▶ _What to do_
Filter the records below for the word "name". Copy each line that holds it.

----- Data to process -----

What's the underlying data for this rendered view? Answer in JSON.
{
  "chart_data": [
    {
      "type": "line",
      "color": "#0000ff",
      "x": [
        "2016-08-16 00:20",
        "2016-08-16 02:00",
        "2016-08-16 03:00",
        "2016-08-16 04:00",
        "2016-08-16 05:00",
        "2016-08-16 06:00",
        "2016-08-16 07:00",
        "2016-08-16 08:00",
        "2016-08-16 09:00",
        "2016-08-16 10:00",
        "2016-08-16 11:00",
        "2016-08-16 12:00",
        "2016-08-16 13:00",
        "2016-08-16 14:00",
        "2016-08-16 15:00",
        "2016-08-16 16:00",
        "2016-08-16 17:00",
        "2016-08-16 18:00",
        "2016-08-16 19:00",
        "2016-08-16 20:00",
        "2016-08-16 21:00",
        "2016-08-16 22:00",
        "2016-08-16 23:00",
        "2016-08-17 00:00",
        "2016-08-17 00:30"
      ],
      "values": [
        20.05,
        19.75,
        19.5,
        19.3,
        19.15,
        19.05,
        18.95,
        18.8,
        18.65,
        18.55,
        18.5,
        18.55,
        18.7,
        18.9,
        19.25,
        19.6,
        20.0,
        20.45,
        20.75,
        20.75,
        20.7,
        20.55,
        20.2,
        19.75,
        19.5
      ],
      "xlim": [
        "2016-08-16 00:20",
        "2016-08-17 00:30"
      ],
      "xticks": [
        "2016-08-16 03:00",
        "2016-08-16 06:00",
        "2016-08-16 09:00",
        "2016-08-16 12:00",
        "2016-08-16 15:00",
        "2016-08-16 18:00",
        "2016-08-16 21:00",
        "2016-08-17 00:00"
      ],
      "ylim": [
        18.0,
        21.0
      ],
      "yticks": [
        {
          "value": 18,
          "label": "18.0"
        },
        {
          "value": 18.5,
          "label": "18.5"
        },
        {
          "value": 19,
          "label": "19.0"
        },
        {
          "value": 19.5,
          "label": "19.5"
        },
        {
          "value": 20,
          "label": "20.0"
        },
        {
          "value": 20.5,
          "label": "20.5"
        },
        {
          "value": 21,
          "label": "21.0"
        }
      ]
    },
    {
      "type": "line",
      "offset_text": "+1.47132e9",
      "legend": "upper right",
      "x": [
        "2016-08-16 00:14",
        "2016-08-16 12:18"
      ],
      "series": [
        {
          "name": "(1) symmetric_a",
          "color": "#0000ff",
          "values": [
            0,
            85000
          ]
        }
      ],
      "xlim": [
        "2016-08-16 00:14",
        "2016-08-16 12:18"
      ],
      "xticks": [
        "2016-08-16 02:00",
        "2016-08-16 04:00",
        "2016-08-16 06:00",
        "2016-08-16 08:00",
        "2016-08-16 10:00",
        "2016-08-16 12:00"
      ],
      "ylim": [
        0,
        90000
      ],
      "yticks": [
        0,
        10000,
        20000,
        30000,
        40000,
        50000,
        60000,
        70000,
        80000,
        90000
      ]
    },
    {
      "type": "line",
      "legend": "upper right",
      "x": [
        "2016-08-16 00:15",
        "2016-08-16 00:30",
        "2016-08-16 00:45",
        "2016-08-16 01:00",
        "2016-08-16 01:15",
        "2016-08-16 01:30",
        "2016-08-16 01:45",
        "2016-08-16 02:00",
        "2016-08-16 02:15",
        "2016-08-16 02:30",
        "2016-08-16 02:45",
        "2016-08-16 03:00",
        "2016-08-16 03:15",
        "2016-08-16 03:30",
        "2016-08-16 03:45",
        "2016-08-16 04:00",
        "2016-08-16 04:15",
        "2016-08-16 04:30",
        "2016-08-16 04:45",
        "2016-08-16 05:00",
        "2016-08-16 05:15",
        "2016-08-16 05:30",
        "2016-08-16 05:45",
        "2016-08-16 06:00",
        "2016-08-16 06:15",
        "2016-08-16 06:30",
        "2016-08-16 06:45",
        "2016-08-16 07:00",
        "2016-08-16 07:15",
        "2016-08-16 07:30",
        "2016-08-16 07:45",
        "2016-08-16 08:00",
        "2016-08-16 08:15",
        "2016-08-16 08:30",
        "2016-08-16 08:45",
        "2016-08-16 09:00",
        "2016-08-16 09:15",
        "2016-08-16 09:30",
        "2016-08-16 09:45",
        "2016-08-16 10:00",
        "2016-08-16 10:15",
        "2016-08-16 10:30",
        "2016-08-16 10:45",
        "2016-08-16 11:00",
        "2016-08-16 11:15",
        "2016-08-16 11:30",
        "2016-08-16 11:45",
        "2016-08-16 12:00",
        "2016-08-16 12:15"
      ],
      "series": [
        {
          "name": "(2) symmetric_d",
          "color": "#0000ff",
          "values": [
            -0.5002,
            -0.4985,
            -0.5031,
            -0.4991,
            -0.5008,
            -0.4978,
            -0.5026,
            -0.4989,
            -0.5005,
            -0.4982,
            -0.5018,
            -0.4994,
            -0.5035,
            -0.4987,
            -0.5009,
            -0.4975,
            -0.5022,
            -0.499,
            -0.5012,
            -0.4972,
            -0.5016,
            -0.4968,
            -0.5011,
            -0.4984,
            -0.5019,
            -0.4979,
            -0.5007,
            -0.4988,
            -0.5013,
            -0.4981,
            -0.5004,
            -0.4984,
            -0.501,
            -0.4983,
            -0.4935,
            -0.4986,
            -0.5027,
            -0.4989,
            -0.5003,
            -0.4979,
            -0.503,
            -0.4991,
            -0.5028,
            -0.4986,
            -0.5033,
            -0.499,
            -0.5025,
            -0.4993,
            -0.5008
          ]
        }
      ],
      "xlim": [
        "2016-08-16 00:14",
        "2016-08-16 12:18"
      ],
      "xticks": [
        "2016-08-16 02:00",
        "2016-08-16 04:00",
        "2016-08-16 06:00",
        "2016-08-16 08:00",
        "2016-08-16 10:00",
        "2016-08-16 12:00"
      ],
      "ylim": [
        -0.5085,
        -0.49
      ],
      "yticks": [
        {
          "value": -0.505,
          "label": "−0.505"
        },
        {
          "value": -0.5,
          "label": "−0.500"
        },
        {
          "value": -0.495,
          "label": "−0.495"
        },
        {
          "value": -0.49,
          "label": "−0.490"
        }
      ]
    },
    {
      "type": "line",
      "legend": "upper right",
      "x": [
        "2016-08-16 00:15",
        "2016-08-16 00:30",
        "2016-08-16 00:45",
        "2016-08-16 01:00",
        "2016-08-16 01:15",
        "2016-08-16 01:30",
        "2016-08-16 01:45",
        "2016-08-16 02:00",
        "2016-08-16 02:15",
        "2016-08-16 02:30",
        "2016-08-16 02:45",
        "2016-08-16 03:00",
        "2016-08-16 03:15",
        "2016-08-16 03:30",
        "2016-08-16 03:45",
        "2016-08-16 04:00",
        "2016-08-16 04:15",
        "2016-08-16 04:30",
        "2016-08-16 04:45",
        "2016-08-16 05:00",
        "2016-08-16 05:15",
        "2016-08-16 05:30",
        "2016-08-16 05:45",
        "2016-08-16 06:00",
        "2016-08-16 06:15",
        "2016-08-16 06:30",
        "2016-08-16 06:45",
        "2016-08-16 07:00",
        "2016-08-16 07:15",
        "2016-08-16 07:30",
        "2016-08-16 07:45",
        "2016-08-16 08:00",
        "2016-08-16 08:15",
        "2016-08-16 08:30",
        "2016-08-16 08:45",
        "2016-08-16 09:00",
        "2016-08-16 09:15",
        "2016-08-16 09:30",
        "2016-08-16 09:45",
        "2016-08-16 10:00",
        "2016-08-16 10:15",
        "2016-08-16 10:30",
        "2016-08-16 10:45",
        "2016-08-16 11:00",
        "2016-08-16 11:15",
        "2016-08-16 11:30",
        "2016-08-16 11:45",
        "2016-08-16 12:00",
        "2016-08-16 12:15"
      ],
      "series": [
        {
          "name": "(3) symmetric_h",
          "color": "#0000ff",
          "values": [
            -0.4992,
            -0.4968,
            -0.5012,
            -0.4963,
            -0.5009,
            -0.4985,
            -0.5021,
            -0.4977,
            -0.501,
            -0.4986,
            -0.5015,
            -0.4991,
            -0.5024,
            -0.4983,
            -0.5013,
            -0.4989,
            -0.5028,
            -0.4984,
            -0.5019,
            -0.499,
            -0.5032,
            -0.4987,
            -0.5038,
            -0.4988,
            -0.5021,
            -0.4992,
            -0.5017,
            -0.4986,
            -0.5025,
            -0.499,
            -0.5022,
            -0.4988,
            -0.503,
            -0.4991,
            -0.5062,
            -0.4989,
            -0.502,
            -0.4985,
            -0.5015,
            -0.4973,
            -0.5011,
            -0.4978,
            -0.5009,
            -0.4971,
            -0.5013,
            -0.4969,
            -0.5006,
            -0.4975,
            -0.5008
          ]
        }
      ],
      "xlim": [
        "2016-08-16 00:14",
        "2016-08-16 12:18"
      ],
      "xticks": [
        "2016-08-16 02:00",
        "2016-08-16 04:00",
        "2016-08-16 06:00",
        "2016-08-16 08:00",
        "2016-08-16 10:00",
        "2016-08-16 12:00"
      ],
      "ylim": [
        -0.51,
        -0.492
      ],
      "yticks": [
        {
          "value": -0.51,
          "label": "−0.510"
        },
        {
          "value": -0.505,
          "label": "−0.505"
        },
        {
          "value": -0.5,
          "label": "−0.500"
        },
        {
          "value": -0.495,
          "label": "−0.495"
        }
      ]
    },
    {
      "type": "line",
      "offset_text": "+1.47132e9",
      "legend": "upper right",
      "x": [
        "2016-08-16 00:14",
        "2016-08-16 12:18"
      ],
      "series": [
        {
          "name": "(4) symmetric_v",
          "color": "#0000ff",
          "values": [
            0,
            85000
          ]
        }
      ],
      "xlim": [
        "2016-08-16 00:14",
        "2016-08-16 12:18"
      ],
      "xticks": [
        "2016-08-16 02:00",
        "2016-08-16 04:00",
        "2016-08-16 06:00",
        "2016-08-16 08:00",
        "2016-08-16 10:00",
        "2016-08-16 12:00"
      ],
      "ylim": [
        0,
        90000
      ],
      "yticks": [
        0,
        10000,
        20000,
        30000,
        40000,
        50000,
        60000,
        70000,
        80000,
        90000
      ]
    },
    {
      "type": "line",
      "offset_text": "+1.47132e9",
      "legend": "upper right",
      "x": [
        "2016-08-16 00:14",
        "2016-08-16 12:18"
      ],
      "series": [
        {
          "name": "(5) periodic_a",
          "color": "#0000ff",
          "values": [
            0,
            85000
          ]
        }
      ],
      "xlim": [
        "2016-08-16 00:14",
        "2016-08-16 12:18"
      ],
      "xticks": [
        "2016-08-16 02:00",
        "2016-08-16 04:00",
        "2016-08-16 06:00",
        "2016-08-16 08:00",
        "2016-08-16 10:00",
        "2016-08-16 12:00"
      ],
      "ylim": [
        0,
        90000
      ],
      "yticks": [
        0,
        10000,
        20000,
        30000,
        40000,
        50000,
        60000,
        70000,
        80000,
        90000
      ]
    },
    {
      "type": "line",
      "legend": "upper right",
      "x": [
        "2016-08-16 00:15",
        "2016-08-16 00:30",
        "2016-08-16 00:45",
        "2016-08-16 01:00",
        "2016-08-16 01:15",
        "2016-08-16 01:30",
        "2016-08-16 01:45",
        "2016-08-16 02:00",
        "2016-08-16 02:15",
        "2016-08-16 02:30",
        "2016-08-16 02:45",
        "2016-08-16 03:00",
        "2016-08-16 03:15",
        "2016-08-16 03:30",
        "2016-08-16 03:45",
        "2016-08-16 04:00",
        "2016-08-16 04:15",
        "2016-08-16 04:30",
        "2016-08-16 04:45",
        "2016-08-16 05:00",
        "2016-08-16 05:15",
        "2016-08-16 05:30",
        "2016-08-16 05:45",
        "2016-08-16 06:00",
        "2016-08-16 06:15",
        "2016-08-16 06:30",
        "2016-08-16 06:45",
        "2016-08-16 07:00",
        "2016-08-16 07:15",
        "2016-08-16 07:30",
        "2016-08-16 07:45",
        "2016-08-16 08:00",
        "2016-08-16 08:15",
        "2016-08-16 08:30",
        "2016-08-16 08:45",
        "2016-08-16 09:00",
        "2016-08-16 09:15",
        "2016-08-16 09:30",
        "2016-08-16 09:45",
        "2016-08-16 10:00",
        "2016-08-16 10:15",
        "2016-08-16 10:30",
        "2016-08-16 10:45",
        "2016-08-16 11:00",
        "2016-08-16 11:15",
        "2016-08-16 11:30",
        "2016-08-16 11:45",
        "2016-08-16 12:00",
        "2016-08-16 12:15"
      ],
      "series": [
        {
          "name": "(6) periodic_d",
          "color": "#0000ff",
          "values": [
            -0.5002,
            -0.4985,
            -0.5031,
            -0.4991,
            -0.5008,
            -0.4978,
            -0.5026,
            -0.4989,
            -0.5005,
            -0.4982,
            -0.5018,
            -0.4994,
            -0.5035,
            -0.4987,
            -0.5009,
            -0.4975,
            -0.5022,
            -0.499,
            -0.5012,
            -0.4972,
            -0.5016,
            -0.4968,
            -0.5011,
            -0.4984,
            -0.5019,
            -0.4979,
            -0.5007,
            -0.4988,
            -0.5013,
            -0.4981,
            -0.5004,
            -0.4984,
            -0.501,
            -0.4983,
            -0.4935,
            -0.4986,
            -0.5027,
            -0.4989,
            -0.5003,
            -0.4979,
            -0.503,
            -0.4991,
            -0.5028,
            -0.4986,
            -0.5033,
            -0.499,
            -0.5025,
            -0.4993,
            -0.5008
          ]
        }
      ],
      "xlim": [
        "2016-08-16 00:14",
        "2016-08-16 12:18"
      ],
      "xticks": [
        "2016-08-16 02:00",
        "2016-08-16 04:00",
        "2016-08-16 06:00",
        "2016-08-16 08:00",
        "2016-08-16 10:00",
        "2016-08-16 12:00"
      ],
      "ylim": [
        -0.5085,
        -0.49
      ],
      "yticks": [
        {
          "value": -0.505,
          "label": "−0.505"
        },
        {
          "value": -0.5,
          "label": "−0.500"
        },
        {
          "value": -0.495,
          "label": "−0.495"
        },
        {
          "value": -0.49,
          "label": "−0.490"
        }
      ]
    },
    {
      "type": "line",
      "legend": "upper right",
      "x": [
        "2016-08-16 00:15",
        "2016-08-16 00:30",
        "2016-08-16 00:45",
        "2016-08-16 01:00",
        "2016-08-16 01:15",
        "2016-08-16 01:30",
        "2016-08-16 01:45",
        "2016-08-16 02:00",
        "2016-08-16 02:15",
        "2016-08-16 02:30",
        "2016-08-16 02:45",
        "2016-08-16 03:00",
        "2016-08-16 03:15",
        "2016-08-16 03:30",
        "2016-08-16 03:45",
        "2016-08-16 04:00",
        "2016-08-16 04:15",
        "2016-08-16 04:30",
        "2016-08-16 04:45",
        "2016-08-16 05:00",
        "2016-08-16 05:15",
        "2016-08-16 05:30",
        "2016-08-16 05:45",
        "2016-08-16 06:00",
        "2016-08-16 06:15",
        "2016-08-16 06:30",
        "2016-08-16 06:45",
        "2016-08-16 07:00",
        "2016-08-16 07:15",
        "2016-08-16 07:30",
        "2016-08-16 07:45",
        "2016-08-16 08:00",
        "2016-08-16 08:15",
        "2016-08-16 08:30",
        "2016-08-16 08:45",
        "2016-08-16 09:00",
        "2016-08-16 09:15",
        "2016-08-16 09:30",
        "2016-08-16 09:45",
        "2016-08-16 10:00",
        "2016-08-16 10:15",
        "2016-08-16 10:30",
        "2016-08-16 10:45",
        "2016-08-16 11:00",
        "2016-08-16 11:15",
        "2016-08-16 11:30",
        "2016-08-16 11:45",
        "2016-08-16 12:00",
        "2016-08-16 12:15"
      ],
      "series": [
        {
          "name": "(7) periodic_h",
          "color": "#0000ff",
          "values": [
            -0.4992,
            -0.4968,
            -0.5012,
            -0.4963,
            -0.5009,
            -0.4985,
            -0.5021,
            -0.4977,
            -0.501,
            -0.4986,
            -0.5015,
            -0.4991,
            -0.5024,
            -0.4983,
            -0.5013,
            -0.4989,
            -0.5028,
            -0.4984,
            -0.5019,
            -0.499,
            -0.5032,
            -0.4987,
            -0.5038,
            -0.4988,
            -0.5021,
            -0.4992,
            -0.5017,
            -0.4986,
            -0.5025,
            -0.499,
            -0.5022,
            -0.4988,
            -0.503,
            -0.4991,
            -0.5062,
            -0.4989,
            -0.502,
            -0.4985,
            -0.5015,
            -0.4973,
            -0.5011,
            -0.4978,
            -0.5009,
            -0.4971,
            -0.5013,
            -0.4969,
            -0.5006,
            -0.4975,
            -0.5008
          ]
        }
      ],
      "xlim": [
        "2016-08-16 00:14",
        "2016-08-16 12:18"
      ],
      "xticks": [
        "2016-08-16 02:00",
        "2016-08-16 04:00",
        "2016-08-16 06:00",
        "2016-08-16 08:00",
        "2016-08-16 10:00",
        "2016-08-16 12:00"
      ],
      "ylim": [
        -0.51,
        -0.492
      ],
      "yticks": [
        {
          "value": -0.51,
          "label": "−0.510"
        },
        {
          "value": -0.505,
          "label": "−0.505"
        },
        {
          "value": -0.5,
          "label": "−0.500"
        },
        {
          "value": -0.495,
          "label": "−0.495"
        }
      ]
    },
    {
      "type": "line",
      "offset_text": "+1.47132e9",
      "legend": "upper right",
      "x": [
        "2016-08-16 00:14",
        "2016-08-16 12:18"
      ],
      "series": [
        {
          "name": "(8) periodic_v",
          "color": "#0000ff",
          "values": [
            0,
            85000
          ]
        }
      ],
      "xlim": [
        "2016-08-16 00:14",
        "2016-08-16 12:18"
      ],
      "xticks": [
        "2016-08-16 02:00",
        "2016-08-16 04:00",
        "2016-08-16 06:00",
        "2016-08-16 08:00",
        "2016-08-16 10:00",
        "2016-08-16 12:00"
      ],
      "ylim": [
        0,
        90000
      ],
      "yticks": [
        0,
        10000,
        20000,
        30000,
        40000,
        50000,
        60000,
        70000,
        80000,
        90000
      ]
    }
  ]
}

-----

▶ _Task answer_
          "name": "(1) symmetric_a",
          "name": "(2) symmetric_d",
          "name": "(3) symmetric_h",
          "name": "(4) symmetric_v",
          "name": "(5) periodic_a",
          "name": "(6) periodic_d",
          "name": "(7) periodic_h",
          "name": "(8) periodic_v",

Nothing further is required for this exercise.